PROBLEM DESCRIPTION - Scan the following material for the string "true" and copy each line in which it appears.

*** GIVEN INFORMATION

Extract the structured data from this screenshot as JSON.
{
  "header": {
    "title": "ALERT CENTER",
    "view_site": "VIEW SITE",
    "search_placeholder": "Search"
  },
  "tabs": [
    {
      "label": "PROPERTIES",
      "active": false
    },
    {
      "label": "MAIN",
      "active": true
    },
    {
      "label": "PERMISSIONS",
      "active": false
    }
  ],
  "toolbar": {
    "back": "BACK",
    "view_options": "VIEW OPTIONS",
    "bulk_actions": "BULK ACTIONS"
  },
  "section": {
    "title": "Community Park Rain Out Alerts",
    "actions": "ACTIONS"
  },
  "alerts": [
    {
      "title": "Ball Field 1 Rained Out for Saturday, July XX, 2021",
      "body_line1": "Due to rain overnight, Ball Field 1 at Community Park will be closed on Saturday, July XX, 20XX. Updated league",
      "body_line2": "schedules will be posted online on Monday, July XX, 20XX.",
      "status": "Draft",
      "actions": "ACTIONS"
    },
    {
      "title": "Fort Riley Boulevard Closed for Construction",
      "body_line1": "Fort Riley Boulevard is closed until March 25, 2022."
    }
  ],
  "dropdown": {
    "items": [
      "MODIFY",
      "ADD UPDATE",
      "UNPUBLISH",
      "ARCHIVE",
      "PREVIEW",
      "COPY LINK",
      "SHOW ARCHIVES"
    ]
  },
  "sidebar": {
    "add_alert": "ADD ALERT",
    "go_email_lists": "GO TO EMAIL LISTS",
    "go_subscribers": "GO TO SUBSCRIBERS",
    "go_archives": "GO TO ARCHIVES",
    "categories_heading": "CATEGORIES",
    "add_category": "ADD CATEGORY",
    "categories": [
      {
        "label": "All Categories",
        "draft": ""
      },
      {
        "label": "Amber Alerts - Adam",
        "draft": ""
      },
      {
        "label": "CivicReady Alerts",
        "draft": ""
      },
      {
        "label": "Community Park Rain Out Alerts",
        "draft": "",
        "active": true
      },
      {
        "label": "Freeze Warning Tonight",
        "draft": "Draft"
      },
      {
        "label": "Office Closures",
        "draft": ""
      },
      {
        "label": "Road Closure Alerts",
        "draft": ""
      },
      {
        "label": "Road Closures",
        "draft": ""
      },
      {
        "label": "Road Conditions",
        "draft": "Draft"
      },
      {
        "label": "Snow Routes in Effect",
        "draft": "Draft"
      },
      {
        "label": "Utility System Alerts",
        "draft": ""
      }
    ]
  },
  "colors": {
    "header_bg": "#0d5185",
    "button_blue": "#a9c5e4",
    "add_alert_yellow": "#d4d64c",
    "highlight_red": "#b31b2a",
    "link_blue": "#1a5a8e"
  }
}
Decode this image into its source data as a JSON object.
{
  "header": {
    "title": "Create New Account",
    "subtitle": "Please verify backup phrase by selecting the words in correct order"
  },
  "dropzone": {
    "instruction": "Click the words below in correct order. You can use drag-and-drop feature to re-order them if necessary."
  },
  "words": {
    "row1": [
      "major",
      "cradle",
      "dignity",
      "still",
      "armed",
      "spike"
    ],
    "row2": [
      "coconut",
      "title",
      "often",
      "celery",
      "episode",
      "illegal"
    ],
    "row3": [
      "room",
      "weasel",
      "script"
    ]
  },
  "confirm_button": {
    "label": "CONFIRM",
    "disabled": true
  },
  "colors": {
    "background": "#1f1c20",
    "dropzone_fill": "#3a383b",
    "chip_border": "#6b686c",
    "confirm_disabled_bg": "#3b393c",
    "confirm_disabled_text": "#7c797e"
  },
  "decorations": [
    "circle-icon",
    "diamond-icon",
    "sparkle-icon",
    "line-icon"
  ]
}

******

COMPLETE OUTPUT -
      "active": true
        "active": true
    "disabled": true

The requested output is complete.